[Excerpt provided — start]

CollegeThoughts is a one-stop shop helping students find their way through the college application process.
Students get help prepping for SATs, writing essays, preparing for interviews and getting the applications filled out.
That’s the least they’ll do for you.
CollegeThoughts, headquartered in King of Prussia, is also a place for self-discovery.
“We want kids to get into the right school, not necessarily every school,” says founder Keith Wilkerson.
The focus is on selling a student’s qualities, authenticity and uniqueness, not on what tricks to use in the application process.
“Most consultants want to help you say the right things to impress the colleges,” he says. “We think you should express your best self and then let the process work.”
The student and his team create an individual plan with the best college options and the best chances of being accepted.
Students are asked to really think about themselves.
“I think colleges connect more to vision than they do to activity lists. Just because you played every sport your school has to offer doesn’t tell us a lot about who you aspire to be,” Wilkerson says.
Colleges want to know your perspective, how you’ve grown as a person, and what’s unique about you.
When one student wrote an essay about creating a system for eating ice cream based on how her day was going, Wilkerson told her parents, “It’s not the deepest essay in the world, but I’ve never had anybody else tell me that and I think it’s going to stand out.”
The girl got in.
“I help kids see in a brighter light why what they’ve done might actually be more remarkable than they think.”
Getting into college is pretty competitive these days. In the Philadelphia region, kids often apply to up to 10 or more colleges.
CollegeThoughts helps students prioritize the choices to find the best fit. Backup plans are critical, in case that dream school doesn’t work out.
The cost of college is a factor when students are weighing their best options.
CollegeThoughts partners with organizations that provide financial advice to kids before they are hit with up to $200,000 in debt that takes, on average, 21 years to pay off.
How it all started
Wilkerson is a first-generation college student, a graduate of Princeton University.
He was able to attend Princeton because of help he received in high school through a college access program.
“That left an impression on me that having outside help is an important part of being successful in a process like that.”
A T-shirt bargain paved his way to Princeton.
In high school, he had his sights on Harvard, because he thought he heard an announcer say his favorite R&B group, Shai, had gone there. (They didn’t. They went to Howard University).

[Excerpt provided — finish]
[Data under study — start]

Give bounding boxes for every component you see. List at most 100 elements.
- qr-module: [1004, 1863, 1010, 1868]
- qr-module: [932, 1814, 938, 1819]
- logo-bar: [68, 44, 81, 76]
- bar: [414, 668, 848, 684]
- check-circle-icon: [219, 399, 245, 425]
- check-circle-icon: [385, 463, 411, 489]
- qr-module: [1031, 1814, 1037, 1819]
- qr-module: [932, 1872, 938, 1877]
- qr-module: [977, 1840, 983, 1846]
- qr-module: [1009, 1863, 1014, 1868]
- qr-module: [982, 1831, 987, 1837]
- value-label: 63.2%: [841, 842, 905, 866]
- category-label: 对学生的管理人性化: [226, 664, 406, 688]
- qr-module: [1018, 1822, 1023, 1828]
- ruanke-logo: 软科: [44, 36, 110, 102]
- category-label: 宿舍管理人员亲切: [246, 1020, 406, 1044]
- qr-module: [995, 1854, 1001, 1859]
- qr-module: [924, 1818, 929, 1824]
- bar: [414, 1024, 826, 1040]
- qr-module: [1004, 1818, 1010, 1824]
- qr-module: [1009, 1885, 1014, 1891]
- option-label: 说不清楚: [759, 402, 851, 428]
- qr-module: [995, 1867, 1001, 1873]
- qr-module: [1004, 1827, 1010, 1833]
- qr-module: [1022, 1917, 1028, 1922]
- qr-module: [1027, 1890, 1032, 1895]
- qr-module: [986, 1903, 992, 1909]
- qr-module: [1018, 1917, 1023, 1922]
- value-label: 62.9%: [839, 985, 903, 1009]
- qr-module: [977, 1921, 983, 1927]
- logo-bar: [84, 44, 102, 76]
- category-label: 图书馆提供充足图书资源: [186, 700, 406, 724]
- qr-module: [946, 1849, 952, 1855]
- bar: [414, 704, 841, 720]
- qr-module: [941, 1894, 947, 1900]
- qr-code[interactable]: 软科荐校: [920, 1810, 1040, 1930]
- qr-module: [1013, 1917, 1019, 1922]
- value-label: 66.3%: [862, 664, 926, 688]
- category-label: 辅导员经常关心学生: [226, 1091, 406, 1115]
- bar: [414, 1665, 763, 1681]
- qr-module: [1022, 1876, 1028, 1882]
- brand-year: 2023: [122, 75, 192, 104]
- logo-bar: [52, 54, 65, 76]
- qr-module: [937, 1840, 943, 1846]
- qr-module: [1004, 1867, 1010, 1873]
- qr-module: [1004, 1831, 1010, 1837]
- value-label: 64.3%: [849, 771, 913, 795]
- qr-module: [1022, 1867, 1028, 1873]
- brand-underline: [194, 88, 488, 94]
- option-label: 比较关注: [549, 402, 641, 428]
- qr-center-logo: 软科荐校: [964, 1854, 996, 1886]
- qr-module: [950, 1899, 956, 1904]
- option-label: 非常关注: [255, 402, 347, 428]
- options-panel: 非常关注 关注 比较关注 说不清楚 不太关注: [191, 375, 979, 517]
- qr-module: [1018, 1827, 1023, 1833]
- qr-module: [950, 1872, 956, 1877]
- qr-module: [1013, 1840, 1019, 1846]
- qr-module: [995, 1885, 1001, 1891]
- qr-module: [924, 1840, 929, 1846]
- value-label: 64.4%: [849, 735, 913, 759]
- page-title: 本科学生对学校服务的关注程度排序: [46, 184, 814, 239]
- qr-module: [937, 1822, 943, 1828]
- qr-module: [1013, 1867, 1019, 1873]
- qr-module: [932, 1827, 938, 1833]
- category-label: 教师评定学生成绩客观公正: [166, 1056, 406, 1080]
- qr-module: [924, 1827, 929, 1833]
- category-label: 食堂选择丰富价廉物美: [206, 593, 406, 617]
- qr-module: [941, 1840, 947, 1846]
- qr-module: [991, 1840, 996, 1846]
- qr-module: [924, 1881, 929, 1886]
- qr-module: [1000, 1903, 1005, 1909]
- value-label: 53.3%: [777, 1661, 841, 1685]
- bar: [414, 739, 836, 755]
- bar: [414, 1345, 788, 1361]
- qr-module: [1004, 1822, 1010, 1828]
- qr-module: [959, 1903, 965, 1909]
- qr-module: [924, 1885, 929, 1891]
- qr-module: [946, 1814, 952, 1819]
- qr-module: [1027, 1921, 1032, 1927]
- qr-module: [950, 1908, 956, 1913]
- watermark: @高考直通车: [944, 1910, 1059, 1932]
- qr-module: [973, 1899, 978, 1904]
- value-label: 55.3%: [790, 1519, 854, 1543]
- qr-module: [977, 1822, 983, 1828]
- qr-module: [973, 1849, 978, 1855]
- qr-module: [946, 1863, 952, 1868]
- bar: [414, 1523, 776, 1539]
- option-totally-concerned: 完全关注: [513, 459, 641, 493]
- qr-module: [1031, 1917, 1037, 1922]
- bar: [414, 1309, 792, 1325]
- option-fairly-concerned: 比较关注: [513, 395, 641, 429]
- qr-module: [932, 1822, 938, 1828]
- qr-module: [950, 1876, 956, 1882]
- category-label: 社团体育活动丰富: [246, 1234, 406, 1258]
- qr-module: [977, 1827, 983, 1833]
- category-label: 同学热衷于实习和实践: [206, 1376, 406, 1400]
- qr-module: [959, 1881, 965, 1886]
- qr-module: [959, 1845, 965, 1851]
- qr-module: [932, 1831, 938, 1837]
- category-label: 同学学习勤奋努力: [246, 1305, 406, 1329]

[Data under study — finish]

Required work.
a: According to the CollegeThoughts article, where is CollegeThoughts headquartered?
b: Quote everything in the CollegeThoughts article from "He was able" down to "to Howard University).".
Rely only on the CollegeThoughts article, not the data.

Solutions per task.
a: King of Prussia

b:
He was able to attend Princeton because of help he received in high school through a college access program.
“That left an impression on me that having outside help is an important part of being successful in a process like that.”
A T-shirt bargain paved his way to Princeton.
In high school, he had his sights on Harvard, because he thought he heard an announcer say his favorite R&B group, Shai, had gone there. (They didn’t. They went to Howard University).